Count every line in the entries that contains "profilo". Report that count alone.

(Saved entries)
%%

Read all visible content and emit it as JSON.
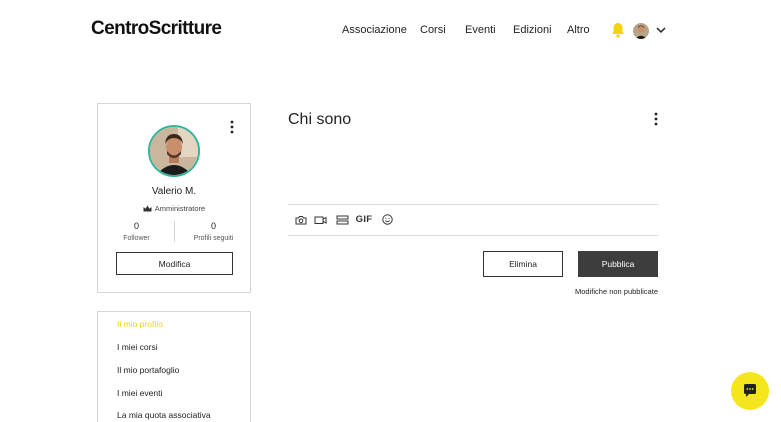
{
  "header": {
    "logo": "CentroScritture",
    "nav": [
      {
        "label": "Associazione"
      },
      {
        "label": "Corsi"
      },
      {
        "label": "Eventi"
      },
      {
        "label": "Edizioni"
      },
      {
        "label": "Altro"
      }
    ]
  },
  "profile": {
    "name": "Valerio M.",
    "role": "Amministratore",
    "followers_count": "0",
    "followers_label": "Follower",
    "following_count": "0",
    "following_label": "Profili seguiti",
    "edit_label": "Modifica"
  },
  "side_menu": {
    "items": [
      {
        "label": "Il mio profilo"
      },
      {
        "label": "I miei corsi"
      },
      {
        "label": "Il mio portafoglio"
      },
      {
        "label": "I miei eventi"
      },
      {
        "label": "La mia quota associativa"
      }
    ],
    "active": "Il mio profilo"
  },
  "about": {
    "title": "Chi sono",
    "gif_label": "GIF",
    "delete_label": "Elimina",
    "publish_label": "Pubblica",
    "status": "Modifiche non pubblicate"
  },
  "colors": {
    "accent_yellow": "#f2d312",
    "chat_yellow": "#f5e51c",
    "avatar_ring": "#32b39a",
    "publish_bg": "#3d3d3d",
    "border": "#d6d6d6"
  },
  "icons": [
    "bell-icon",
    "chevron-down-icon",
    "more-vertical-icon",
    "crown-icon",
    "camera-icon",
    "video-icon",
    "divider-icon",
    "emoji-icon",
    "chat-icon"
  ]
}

%%

* **Task answer**
2